# How to deal with girls talking and wanting to drink and party with my bf?



## XAlbertaWarriorWomenX (Dec 14, 2018)

Hello there,

me and my s/o have been together for 3 1/2 years, even thou i get a big feeling he doesnt cheat on me , i get a feeling when he's drunk he's a bit more friendly, touchy feeling with women/people in general, but it doesn't seem sexual, just a bit more emotional/physical intimate then usual, and i get jealous cuz i dont feel we have a solid emotional connection bond, i do know he cares and worries about me, but sometimes i dont think he means to come across as "flirty", but it does to me, cuz he's laughing, smiling, making jokes, putting his arm/hand on there shoulder, or leaning on them, and i asked if i did the same thing, would you be jealous or bothered, and he said yes. But he also told he's likes this too because he's trying to get things for us, like money, smokes, drinks, etc, a place to stay, so i dunno what to think. One night one of his friends that are girls wanted to hang out with us, but truly i get this feeling she's just gonna bring him down with smoking hardcore crack, we have been staying away from it for some long, and plus we only had one bottle we panhandled for, and i was on a time shedule, but he seemed like he wanted to socialize and talk to her, i told him my feelings about this and he told me, she's just a friend, she's homeless and a nice person, and thats why he helps her out, i just dont think he should be drinking alone with her alone, cuz it seems girls always wanna be with him when drunk too. Any advice and suggestions people?


----------



## Deleted member 125 (Dec 14, 2018)

best advice i can give is talk to him about this. even though you gave some details i sure as shit aint gonna assume i know yalls relationship. 



Childgoddess said:


> but truly i get this feeling she's just gonna bring him down with smoking hardcore crack



this is also something you might want to consider bring up to him in a "hey i thought we were away from this shit why are you risking our relationship to hang out with a friend whos still smoking crack i thought we were done with that shit?" kinda way. the first time i got 100% sober from alcohol the only way it was possible for me was to not be around people who were drinking. period. i drink these days but its very rare and i still avoid parties or big groups of people where theres gonna be heavy drinking, because i know ide just get shit hammered. if the two of you are trying to avoid getting sucked back into smoking crack it is probably a good idea to not be around people who are smoking crack, especially if the two of you are making a effort to not use anymore.

on a personal note congrats on getting off that shit but also dont let him bring you back down.


----------



## Deleted member 20683 (Dec 14, 2018)

if these gals were yalls friend you could talk to them too...if you trusted him you wouldn't be asking a bunch of strangers about him. i think you know what's up and you know what we're gonna say, you just need to hear it reflecting back at you. i'm sorry if it hurts but it sounds like he might want to "have his cake & eat it too"...if he can't make you feel better about this relationship it might be time for a change.

• _SUPPLIED INFORMATION_:

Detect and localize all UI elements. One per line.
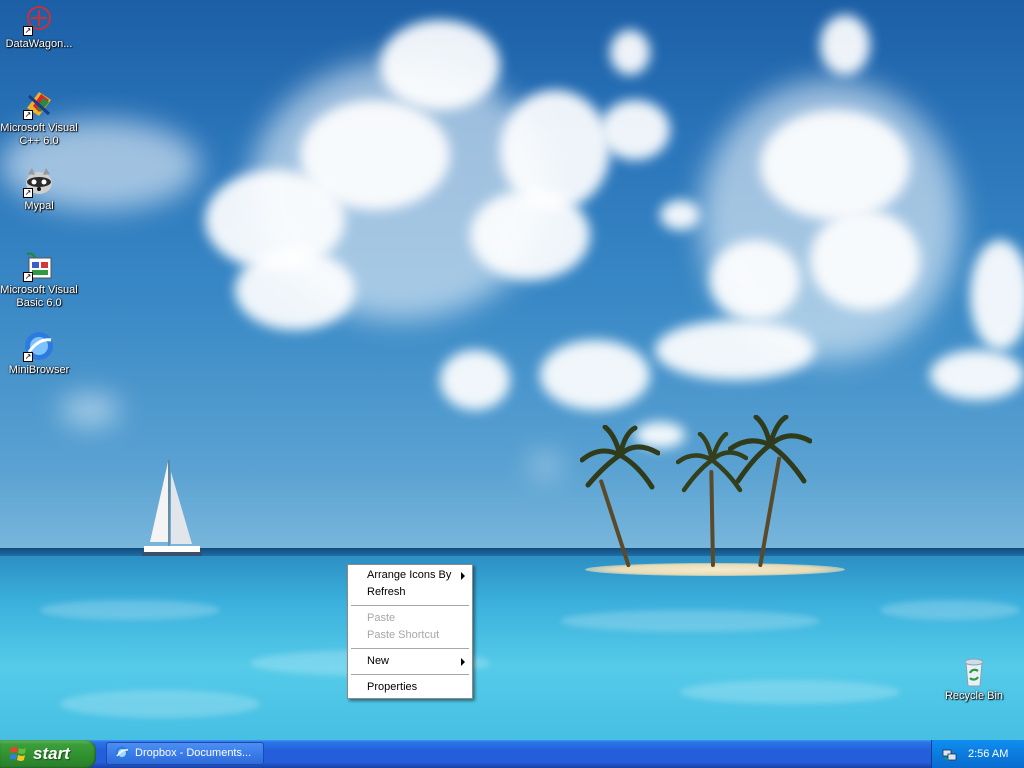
cloud (250, 60, 550, 320)
palm-fronds (728, 415, 812, 484)
cloud (610, 30, 650, 75)
cloud (530, 455, 560, 475)
water-ripple (560, 610, 820, 632)
taskbar-clock[interactable]: 2:56 AM (968, 740, 1008, 768)
cloud (970, 240, 1024, 350)
visual-cpp-icon: ↗ (23, 88, 55, 120)
menu-separator (351, 605, 469, 606)
desktop-icon-minibrowser[interactable]: ↗ MiniBrowser (0, 330, 78, 377)
cloud (600, 100, 670, 160)
start-label: start (33, 744, 70, 763)
datawagon-icon: ↗ (23, 4, 55, 36)
minibrowser-icon (115, 746, 129, 760)
cloud (700, 80, 960, 360)
menu-item-paste: Paste (350, 610, 470, 627)
water-ripple (680, 680, 900, 704)
cloud (820, 15, 870, 75)
menu-item-properties[interactable]: Properties (350, 679, 470, 696)
menu-item-label: New (367, 655, 390, 667)
desktop-icon-datawagon[interactable]: ↗ DataWagon... (0, 4, 78, 51)
desktop-context-menu: Arrange Icons By Refresh Paste Paste Sho… (347, 564, 473, 699)
minibrowser-icon: ↗ (23, 330, 55, 362)
menu-separator (351, 648, 469, 649)
desktop-icon-label: Mypal (24, 200, 54, 212)
mypal-raccoon-icon: ↗ (23, 166, 55, 198)
start-button[interactable]: start (0, 740, 96, 768)
taskbar-button-label: Dropbox - Documents... (135, 747, 252, 759)
menu-separator (351, 674, 469, 675)
taskbar-button-dropbox[interactable]: Dropbox - Documents... (106, 742, 264, 765)
taskbar: start Dropbox - Documents... 2:56 AM (0, 740, 1024, 768)
desktop-wallpaper[interactable] (0, 0, 1024, 740)
menu-item-label: Paste Shortcut (367, 629, 440, 641)
desktop-icon-label: MiniBrowser (8, 364, 70, 376)
cloud (60, 395, 120, 425)
recycle-bin-icon (958, 656, 990, 688)
menu-item-label: Properties (367, 681, 418, 693)
windows-flag-icon (10, 747, 26, 761)
menu-item-label: Refresh (367, 586, 406, 598)
desktop-icon-label: Recycle Bin (944, 690, 1004, 702)
menu-item-paste-shortcut: Paste Shortcut (350, 627, 470, 644)
menu-item-label: Paste (367, 612, 396, 624)
desktop-icon-visual-basic[interactable]: ↗ Microsoft Visual Basic 6.0 (0, 250, 78, 310)
menu-item-label: Arrange Icons By (367, 569, 452, 581)
sand-island (585, 563, 845, 576)
cloud (440, 350, 510, 410)
cloud (660, 200, 700, 230)
system-tray: 2:56 AM (931, 740, 1024, 768)
water-ripple (40, 600, 220, 620)
cloud (540, 340, 650, 410)
desktop-icon-visual-cpp[interactable]: ↗ Microsoft Visual C++ 6.0 (0, 88, 78, 148)
desktop-icon-recycle-bin[interactable]: Recycle Bin (935, 656, 1013, 703)
palm-fronds (580, 425, 660, 490)
desktop-icon-label: DataWagon... (5, 38, 73, 50)
menu-item-arrange-icons-by[interactable]: Arrange Icons By (350, 567, 470, 584)
sailboat (142, 460, 202, 556)
menu-item-new[interactable]: New (350, 653, 470, 670)
menu-item-refresh[interactable]: Refresh (350, 584, 470, 601)
desktop-icon-label: Microsoft Visual Basic 6.0 (0, 284, 78, 309)
cloud (930, 350, 1024, 400)
water-ripple (880, 600, 1020, 620)
visual-basic-icon: ↗ (23, 250, 55, 282)
submenu-arrow-icon (461, 572, 465, 580)
desktop-icon-label: Microsoft Visual C++ 6.0 (0, 122, 78, 147)
submenu-arrow-icon (461, 658, 465, 666)
desktop-icon-mypal[interactable]: ↗ Mypal (0, 166, 78, 213)
water-ripple (60, 690, 260, 718)
network-tray-icon[interactable] (942, 746, 958, 762)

• _TASKS TO PERFORM_:
(1) Pull out every line of the listing that contains the word "tray".
(2) Carry on the forum thread about a partner drinking and socializing with female friends, picking up after its last post.

• _EXPECTED ANSWERS_:
(1)
system-tray: 2:56 AM (931, 740, 1024, 768)
network-tray-icon[interactable] (942, 746, 958, 762)

(2)
edit: im being a little salty and tbh i feel like i recognize some of his behavior from my past... i had some substance issues (mainly booze) & whenever i was monogamous on the road for a while i would get super antsy. i insist guys in general should not be trusted lightly tho


----------



## roguetrader (Dec 14, 2018)

I think the feelings you're having are pretty common - drinking / drugs / partying go hand in hand with the travelling lifestyle and we're always going to find ourselves in mixed groups, getting wasted with people we perceive as attractive to our partners... personally I wouldn't try and control my girlfriend, telling her who she can and can't hang with and party with - I know that if she wants to get with someone else instead of me there's fuck all I can do about it - what she does with her life is up to her, not me ! so I think the same goes for your boyfriend, you've just got to trust him and believe him when he says he wants to be with you - laying down a load of rules isn't going to achieve much, if he did want to get with someone else they'd find a way to hook up.... so in the nicest possible way I'm saying 'just deal with it - jealousy and insecurity are pretty common feelings when your young...


----------



## roughdraft (Dec 14, 2018)

anything is possible, i wouldnt assume he is looking to cheat - but to move forward you have to talk to him about how you're both in substance recovery and you are deeply concerned about him passing time with someone else who is using the same substance. that's my 2 cents, leave the rest out of the initial conversation - alright good luck!!


----------



## Coywolf (Dec 15, 2018)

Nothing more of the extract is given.